**Task objective**: Could you transcribe every record below exactly as written, leaving out any pictures?

(Records contained in a dataset)
● ● ● ● ●

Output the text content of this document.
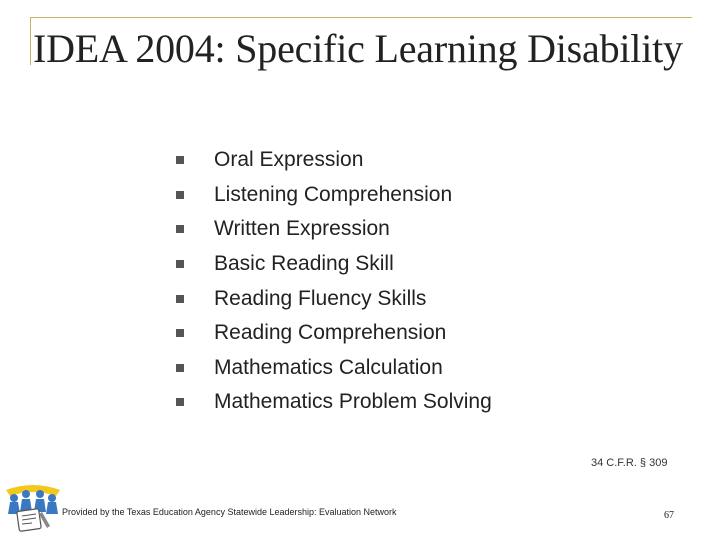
IDEA 2004: Specific Learning Disability
Oral Expression
Listening Comprehension
Written Expression
Basic Reading Skill
Reading Fluency Skills
Reading Comprehension
Mathematics Calculation
Mathematics Problem Solving
34 C.F.R. § 309
Provided by the Texas Education Agency Statewide Leadership: Evaluation Network	67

● ● ● ● ●

**Solution**:
Output the text content of this document.
IDEA 2004: Specific Learning Disability
Oral Expression
Listening Comprehension
Written Expression
Basic Reading Skill
Reading Fluency Skills
Reading Comprehension
Mathematics Calculation
Mathematics Problem Solving
34 C.F.R. § 309
Provided by the Texas Education Agency Statewide Leadership: Evaluation Network	67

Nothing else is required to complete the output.